Set down every entry again word for word, please, but skip the pictures.
◇ ◇ ◇ ◇ ◇ ◇ ◇
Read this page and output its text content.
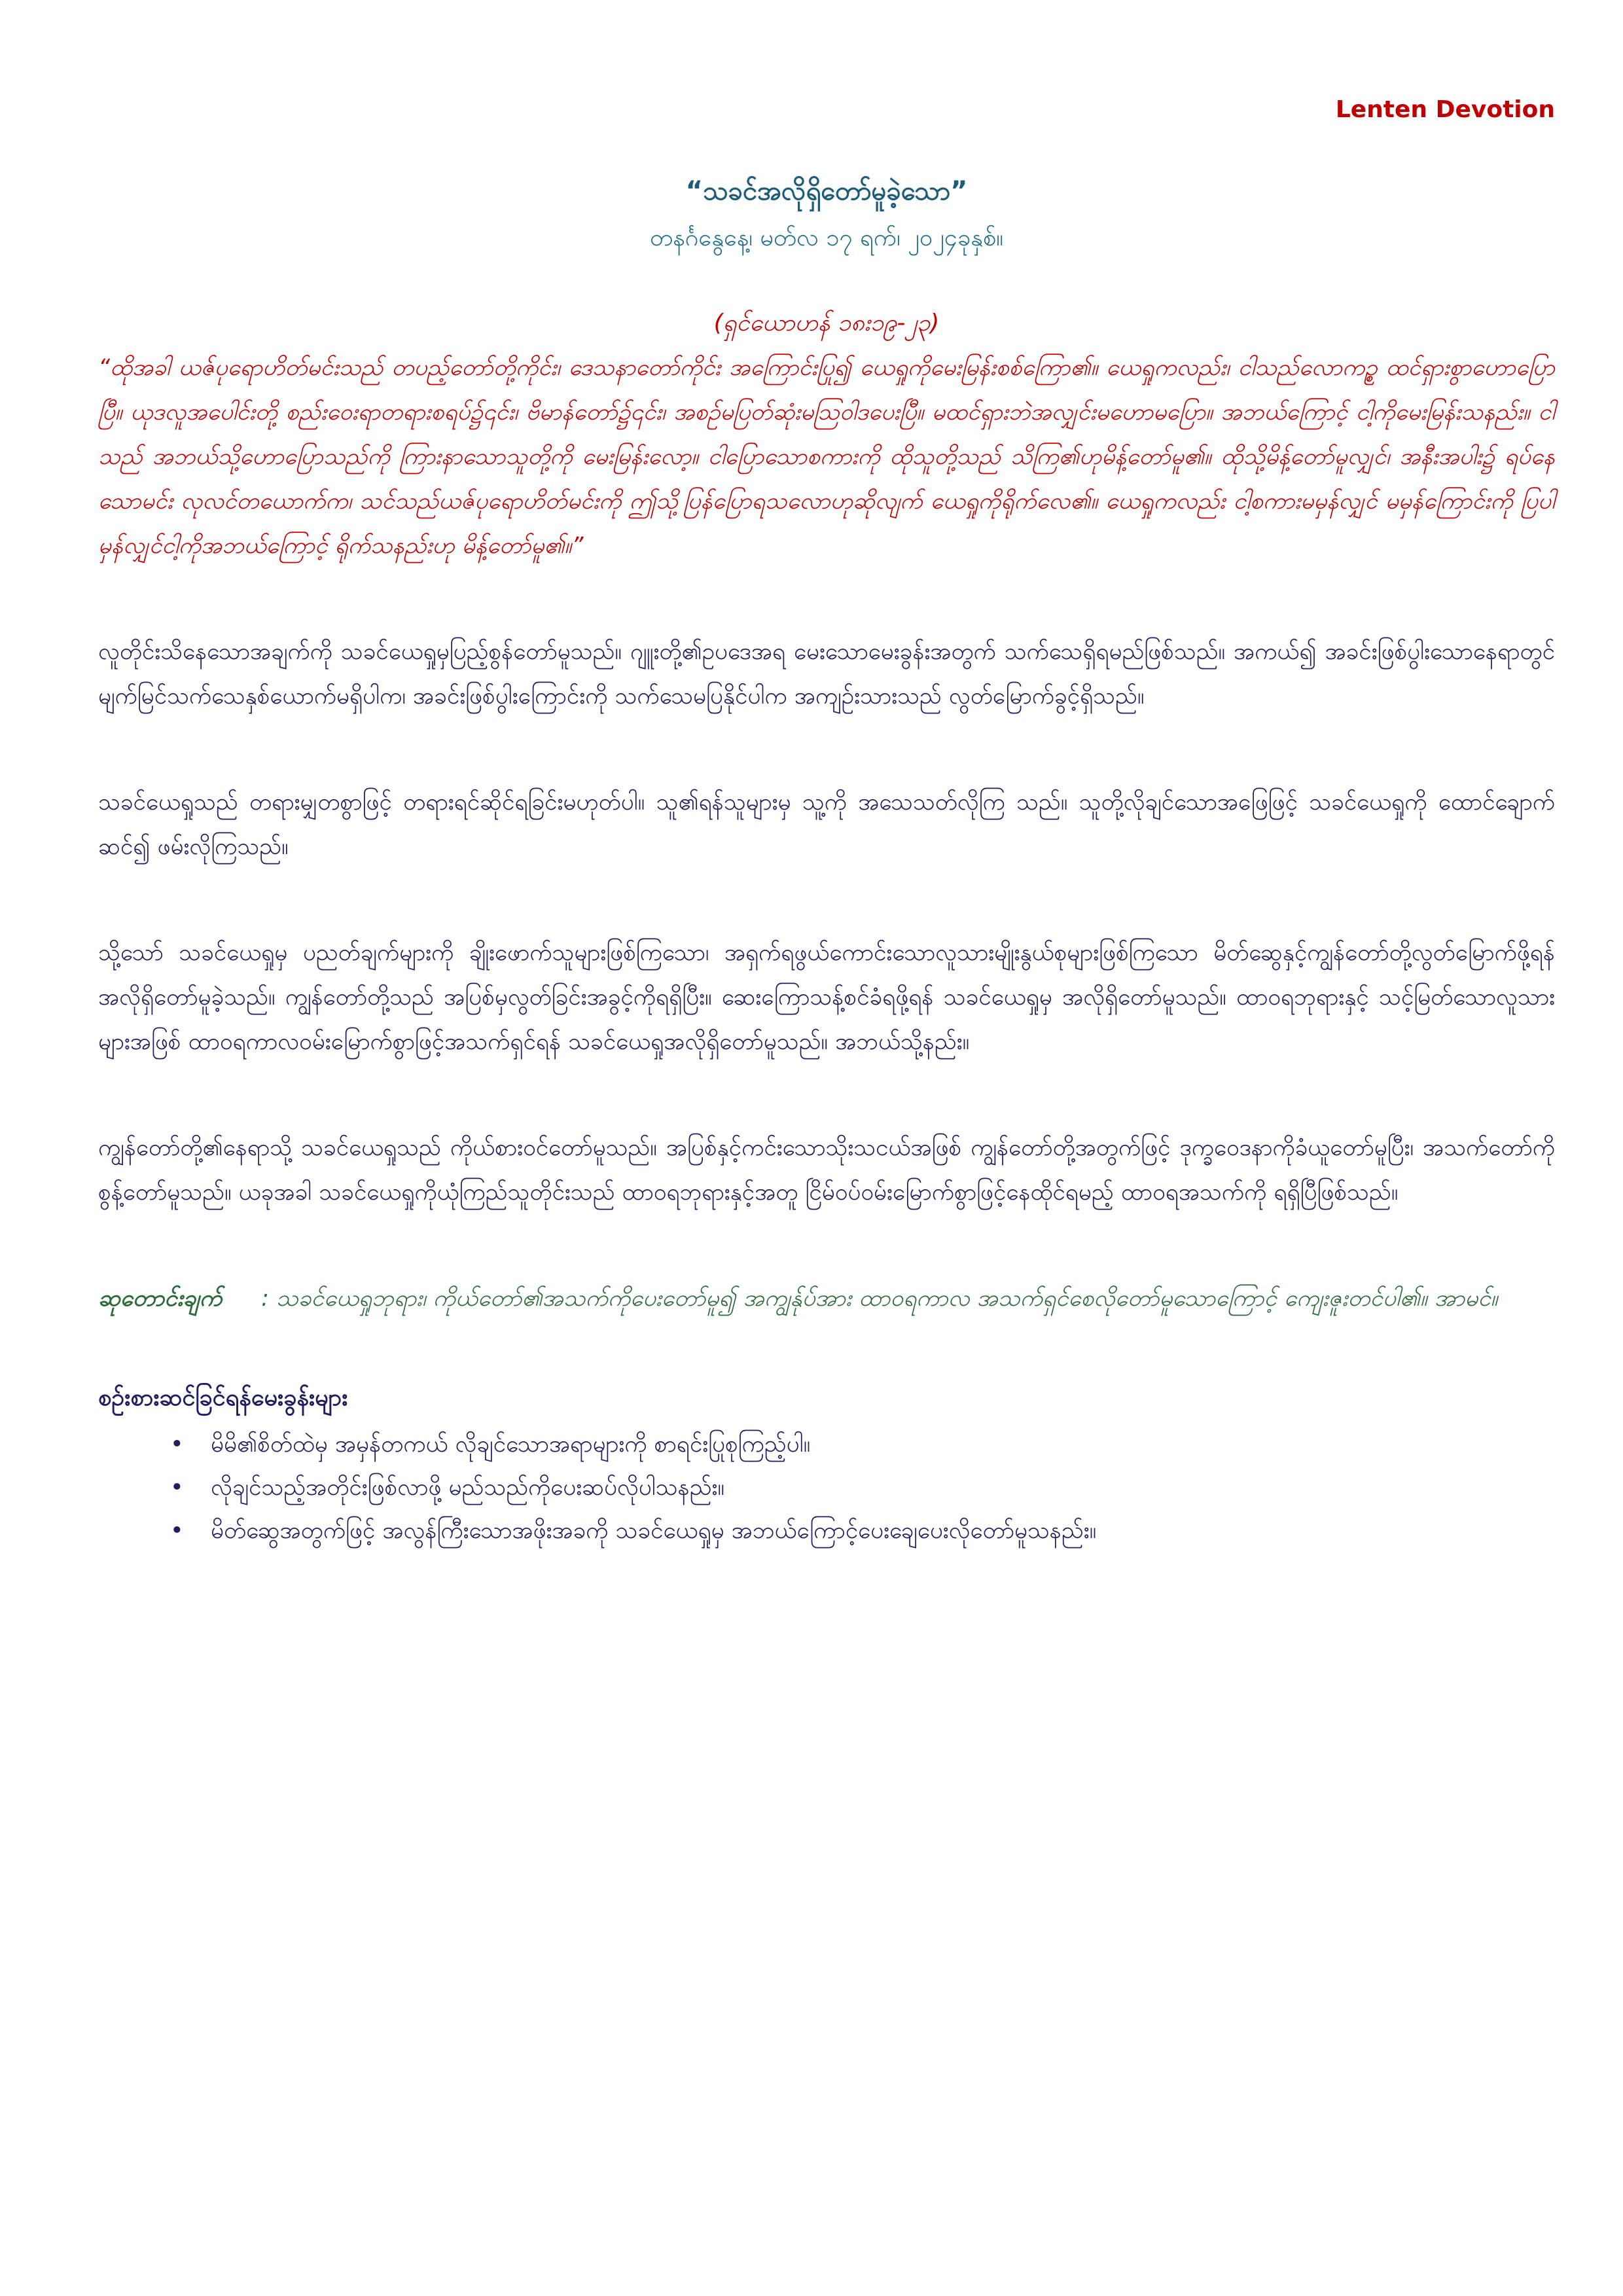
Lenten Devotion

“သခင်အလိုရှိတော်မူခဲ့သော”

တနင်္ဂနွေနေ့၊ မတ်လ ၁၇ ရက်၊ ၂၀၂၄ခုနှစ်။

(ရှင်ယောဟန် ၁၈း၁၉-၂၃)

“ထိုအခါ ယဇ်ပုရောဟိတ်မင်းသည် တပည့်တော်တို့ကိုင်း၊ ဒေသနာတော်ကိုင်း အကြောင်းပြု၍ ယေရှုကိုမေးမြန်းစစ်ကြော၏။ ယေရှုကလည်း၊ ငါသည်လောကဥ္စ ထင်ရှားစွာဟောပြောပြီ။ ယုဒလူအပေါင်းတို့ စည်းဝေးရာတရားစရပ်၌၎င်း၊ ဗိမာန်တော်၌၎င်း၊ အစဉ်မပြတ်ဆုံးမသြဝါဒပေးပြီ။ မထင်ရှားဘဲအလျှင်းမဟောမပြော။ အဘယ်ကြောင့် ငါ့ကိုမေးမြန်းသနည်း။ ငါသည် အဘယ်သို့ဟောပြောသည်ကို ကြားနာသောသူတို့ကို မေးမြန်းလော့။ ငါပြောသောစကားကို ထိုသူတို့သည် သိကြ၏ဟုမိန့်တော်မူ၏။ ထိုသို့မိန့်တော်မူလျှင်၊ အနီးအပါး၌ ရပ်နေသောမင်း လုလင်တယောက်က၊ သင်သည်ယဇ်ပုရောဟိတ်မင်းကို ဤသို့ပြန်ပြောရသလောဟုဆိုလျက် ယေရှုကိုရိုက်လေ၏။ ယေရှုကလည်း ငါ့စကားမမှန်လျှင် မမှန်ကြောင်းကို ပြပါ မှန်လျှင်ငါ့ကိုအဘယ်ကြောင့် ရိုက်သနည်းဟု မိန့်တော်မူ၏။”

လူတိုင်းသိနေသောအချက်ကို သခင်ယေရှုမှပြည့်စွန်တော်မူသည်။ ဂျူးတို့၏ဥပဒေအရ မေးသောမေးခွန်းအတွက် သက်သေရှိရမည်ဖြစ်သည်။ အကယ်၍ အခင်းဖြစ်ပွါးသောနေရာတွင် မျက်မြင်သက်သေနှစ်ယောက်မရှိပါက၊ အခင်းဖြစ်ပွါးကြောင်းကို သက်သေမပြနိုင်ပါက အကျဉ်းသားသည် လွတ်မြောက်ခွင့်ရှိသည်။

သခင်ယေရှုသည် တရားမျှတစွာဖြင့် တရားရင်ဆိုင်ရခြင်းမဟုတ်ပါ။ သူ၏ရန်သူများမှ သူ့ကို အသေသတ်လိုကြ သည်။ သူတို့လိုချင်သောအဖြေဖြင့် သခင်ယေရှုကို ထောင်ချောက်ဆင်၍ ဖမ်းလိုကြသည်။

သို့သော် သခင်ယေရှုမှ ပညတ်ချက်များကို ချိုးဖောက်သူများဖြစ်ကြသော၊ အရှက်ရဖွယ်ကောင်းသောလူသားမျိုးနွယ်စုများဖြစ်ကြသော မိတ်ဆွေနှင့်ကျွန်တော်တို့လွတ်မြောက်ဖို့ရန် အလိုရှိတော်မူခဲ့သည်။ ကျွန်တော်တို့သည် အပြစ်မှလွတ်ခြင်းအခွင့်ကိုရရှိပြီး။ ဆေးကြောသန့်စင်ခံရဖို့ရန် သခင်ယေရှုမှ အလိုရှိတော်မူသည်။ ထာဝရဘုရားနှင့် သင့်မြတ်သောလူသားများအဖြစ် ထာဝရကာလဝမ်းမြောက်စွာဖြင့်အသက်ရှင်ရန် သခင်ယေရှုအလိုရှိတော်မူသည်။ အဘယ်သို့နည်း။

ကျွန်တော်တို့၏နေရာသို့ သခင်ယေရှုသည် ကိုယ်စားဝင်တော်မူသည်။ အပြစ်နှင့်ကင်းသောသိုးသငယ်အဖြစ် ကျွန်တော်တို့အတွက်ဖြင့် ဒုက္ခဝေဒနာကိုခံယူတော်မူပြီး၊ အသက်တော်ကိုစွန့်တော်မူသည်။ ယခုအခါ သခင်ယေရှုကိုယုံကြည်သူတိုင်းသည် ထာဝရဘုရားနှင့်အတူ ငြိမ်ဝပ်ဝမ်းမြောက်စွာဖြင့်နေထိုင်ရမည့် ထာဝရအသက်ကို ရရှိပြီဖြစ်သည်။

ဆုတောင်းချက် : သခင်ယေရှုဘုရား၊ ကိုယ်တော်၏အသက်ကိုပေးတော်မူ၍ အကျွန်ုပ်အား ထာဝရကာလ အသက်ရှင်စေလိုတော်မူသောကြောင့် ကျေးဇူးတင်ပါ၏။ အာမင်။

စဉ်းစားဆင်ခြင်ရန်မေးခွန်းများ
• မိမိ၏စိတ်ထဲမှ အမှန်တကယ် လိုချင်သောအရာများကို စာရင်းပြုစုကြည့်ပါ။
• လိုချင်သည့်အတိုင်းဖြစ်လာဖို့ မည်သည်ကိုပေးဆပ်လိုပါသနည်း။
• မိတ်ဆွေအတွက်ဖြင့် အလွန်ကြီးသောအဖိုးအခကို သခင်ယေရှုမှ အဘယ်ကြောင့်ပေးချေပေးလိုတော်မူသနည်း။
◇ ◇ ◇ ◇ ◇ ◇ ◇
Finished exercise:
Read this page and output its text content.
Lenten Devotion

“သခင်အလိုရှိတော်မူခဲ့သော”

တနင်္ဂနွေနေ့၊ မတ်လ ၁၇ ရက်၊ ၂၀၂၄ခုနှစ်။

(ရှင်ယောဟန် ၁၈း၁၉-၂၃)

“ထိုအခါ ယဇ်ပုရောဟိတ်မင်းသည် တပည့်တော်တို့ကိုင်း၊ ဒေသနာတော်ကိုင်း အကြောင်းပြု၍ ယေရှုကိုမေးမြန်းစစ်ကြော၏။ ယေရှုကလည်း၊ ငါသည်လောကဥ္စ ထင်ရှားစွာဟောပြောပြီ။ ယုဒလူအပေါင်းတို့ စည်းဝေးရာတရားစရပ်၌၎င်း၊ ဗိမာန်တော်၌၎င်း၊ အစဉ်မပြတ်ဆုံးမသြဝါဒပေးပြီ။ မထင်ရှားဘဲအလျှင်းမဟောမပြော။ အဘယ်ကြောင့် ငါ့ကိုမေးမြန်းသနည်း။ ငါသည် အဘယ်သို့ဟောပြောသည်ကို ကြားနာသောသူတို့ကို မေးမြန်းလော့။ ငါပြောသောစကားကို ထိုသူတို့သည် သိကြ၏ဟုမိန့်တော်မူ၏။ ထိုသို့မိန့်တော်မူလျှင်၊ အနီးအပါး၌ ရပ်နေသောမင်း လုလင်တယောက်က၊ သင်သည်ယဇ်ပုရောဟိတ်မင်းကို ဤသို့ပြန်ပြောရသလောဟုဆိုလျက် ယေရှုကိုရိုက်လေ၏။ ယေရှုကလည်း ငါ့စကားမမှန်လျှင် မမှန်ကြောင်းကို ပြပါ မှန်လျှင်ငါ့ကိုအဘယ်ကြောင့် ရိုက်သနည်းဟု မိန့်တော်မူ၏။”

လူတိုင်းသိနေသောအချက်ကို သခင်ယေရှုမှပြည့်စွန်တော်မူသည်။ ဂျူးတို့၏ဥပဒေအရ မေးသောမေးခွန်းအတွက် သက်သေရှိရမည်ဖြစ်သည်။ အကယ်၍ အခင်းဖြစ်ပွါးသောနေရာတွင် မျက်မြင်သက်သေနှစ်ယောက်မရှိပါက၊ အခင်းဖြစ်ပွါးကြောင်းကို သက်သေမပြနိုင်ပါက အကျဉ်းသားသည် လွတ်မြောက်ခွင့်ရှိသည်။

သခင်ယေရှုသည် တရားမျှတစွာဖြင့် တရားရင်ဆိုင်ရခြင်းမဟုတ်ပါ။ သူ၏ရန်သူများမှ သူ့ကို အသေသတ်လိုကြ သည်။ သူတို့လိုချင်သောအဖြေဖြင့် သခင်ယေရှုကို ထောင်ချောက်ဆင်၍ ဖမ်းလိုကြသည်။

သို့သော် သခင်ယေရှုမှ ပညတ်ချက်များကို ချိုးဖောက်သူများဖြစ်ကြသော၊ အရှက်ရဖွယ်ကောင်းသောလူသားမျိုးနွယ်စုများဖြစ်ကြသော မိတ်ဆွေနှင့်ကျွန်တော်တို့လွတ်မြောက်ဖို့ရန် အလိုရှိတော်မူခဲ့သည်။ ကျွန်တော်တို့သည် အပြစ်မှလွတ်ခြင်းအခွင့်ကိုရရှိပြီး။ ဆေးကြောသန့်စင်ခံရဖို့ရန် သခင်ယေရှုမှ အလိုရှိတော်မူသည်။ ထာဝရဘုရားနှင့် သင့်မြတ်သောလူသားများအဖြစ် ထာဝရကာလဝမ်းမြောက်စွာဖြင့်အသက်ရှင်ရန် သခင်ယေရှုအလိုရှိတော်မူသည်။ အဘယ်သို့နည်း။

ကျွန်တော်တို့၏နေရာသို့ သခင်ယေရှုသည် ကိုယ်စားဝင်တော်မူသည်။ အပြစ်နှင့်ကင်းသောသိုးသငယ်အဖြစ် ကျွန်တော်တို့အတွက်ဖြင့် ဒုက္ခဝေဒနာကိုခံယူတော်မူပြီး၊ အသက်တော်ကိုစွန့်တော်မူသည်။ ယခုအခါ သခင်ယေရှုကိုယုံကြည်သူတိုင်းသည် ထာဝရဘုရားနှင့်အတူ ငြိမ်ဝပ်ဝမ်းမြောက်စွာဖြင့်နေထိုင်ရမည့် ထာဝရအသက်ကို ရရှိပြီဖြစ်သည်။

ဆုတောင်းချက် : သခင်ယေရှုဘုရား၊ ကိုယ်တော်၏အသက်ကိုပေးတော်မူ၍ အကျွန်ုပ်အား ထာဝရကာလ အသက်ရှင်စေလိုတော်မူသောကြောင့် ကျေးဇူးတင်ပါ၏။ အာမင်။

စဉ်းစားဆင်ခြင်ရန်မေးခွန်းများ
• မိမိ၏စိတ်ထဲမှ အမှန်တကယ် လိုချင်သောအရာများကို စာရင်းပြုစုကြည့်ပါ။
• လိုချင်သည့်အတိုင်းဖြစ်လာဖို့ မည်သည်ကိုပေးဆပ်လိုပါသနည်း။
• မိတ်ဆွေအတွက်ဖြင့် အလွန်ကြီးသောအဖိုးအခကို သခင်ယေရှုမှ အဘယ်ကြောင့်ပေးချေပေးလိုတော်မူသနည်း။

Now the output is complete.